[Records about charts and figures]

○ ○ ○ ○

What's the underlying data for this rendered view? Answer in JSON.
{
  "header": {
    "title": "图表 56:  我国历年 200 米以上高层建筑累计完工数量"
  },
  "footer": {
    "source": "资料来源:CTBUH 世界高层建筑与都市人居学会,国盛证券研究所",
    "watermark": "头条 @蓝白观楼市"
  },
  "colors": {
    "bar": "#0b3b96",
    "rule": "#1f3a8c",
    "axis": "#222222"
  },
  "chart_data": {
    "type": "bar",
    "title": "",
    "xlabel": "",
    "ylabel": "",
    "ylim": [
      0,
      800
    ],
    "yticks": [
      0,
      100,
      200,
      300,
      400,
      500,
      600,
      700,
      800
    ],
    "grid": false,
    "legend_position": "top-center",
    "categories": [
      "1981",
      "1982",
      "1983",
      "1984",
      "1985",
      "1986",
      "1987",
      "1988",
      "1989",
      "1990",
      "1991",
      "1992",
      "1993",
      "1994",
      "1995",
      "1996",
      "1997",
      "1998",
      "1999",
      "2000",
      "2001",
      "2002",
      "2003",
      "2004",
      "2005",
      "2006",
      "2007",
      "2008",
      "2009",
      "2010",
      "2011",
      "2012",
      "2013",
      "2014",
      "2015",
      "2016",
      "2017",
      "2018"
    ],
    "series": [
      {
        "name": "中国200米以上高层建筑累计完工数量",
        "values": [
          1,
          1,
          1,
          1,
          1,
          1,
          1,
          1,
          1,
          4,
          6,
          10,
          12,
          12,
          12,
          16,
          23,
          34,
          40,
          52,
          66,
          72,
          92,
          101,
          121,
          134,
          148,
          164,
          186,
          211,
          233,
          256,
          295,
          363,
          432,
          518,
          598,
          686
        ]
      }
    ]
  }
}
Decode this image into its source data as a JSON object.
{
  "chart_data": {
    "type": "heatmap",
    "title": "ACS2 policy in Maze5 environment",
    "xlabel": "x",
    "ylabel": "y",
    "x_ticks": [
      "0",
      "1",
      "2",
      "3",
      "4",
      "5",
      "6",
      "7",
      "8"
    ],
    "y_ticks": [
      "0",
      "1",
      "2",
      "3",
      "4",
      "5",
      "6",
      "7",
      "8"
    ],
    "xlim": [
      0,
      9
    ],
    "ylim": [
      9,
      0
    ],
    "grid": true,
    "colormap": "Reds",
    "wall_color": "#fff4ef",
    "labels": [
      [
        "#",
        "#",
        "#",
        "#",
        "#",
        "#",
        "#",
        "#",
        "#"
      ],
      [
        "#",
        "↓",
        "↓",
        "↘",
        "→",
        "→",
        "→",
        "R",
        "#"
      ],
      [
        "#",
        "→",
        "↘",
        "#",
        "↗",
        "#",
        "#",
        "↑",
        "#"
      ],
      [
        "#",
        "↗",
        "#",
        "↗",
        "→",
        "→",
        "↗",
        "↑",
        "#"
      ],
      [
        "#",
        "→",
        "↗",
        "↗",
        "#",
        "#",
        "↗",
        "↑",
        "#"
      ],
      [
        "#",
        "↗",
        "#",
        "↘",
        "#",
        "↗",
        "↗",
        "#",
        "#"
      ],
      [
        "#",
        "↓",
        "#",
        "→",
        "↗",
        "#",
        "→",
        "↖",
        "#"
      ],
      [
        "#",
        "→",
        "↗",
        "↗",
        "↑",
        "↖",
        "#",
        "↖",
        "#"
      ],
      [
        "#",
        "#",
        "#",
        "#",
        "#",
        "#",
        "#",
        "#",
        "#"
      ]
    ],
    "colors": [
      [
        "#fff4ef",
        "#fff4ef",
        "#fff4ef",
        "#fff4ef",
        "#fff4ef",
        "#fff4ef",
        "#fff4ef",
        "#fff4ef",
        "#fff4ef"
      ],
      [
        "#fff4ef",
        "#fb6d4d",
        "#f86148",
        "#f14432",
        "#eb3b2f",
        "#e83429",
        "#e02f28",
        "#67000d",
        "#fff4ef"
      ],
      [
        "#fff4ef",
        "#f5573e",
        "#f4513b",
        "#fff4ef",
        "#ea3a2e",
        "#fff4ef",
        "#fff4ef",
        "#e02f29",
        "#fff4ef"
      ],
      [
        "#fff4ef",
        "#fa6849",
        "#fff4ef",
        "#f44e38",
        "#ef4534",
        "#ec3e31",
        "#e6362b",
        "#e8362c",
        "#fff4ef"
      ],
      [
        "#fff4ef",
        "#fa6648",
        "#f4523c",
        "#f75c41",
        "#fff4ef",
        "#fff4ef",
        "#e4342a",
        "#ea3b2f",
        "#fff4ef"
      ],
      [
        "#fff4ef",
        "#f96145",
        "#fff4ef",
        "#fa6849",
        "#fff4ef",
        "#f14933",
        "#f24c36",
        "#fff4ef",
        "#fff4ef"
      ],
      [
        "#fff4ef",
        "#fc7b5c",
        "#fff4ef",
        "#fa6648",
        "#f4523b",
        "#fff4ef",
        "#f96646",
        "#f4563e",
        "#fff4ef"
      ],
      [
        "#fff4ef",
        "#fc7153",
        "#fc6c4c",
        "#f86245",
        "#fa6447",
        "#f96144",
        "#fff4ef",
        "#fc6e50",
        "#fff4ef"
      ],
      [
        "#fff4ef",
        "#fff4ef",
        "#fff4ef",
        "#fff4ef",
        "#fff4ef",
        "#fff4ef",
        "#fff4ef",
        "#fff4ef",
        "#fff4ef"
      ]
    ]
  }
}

○ ○ ○ ○

» Problem to solve:
Find the lines with the string "JSON" and reproduce them.

» In response:
What's the underlying data for this rendered view? Answer in JSON.
Decode this image into its source data as a JSON object.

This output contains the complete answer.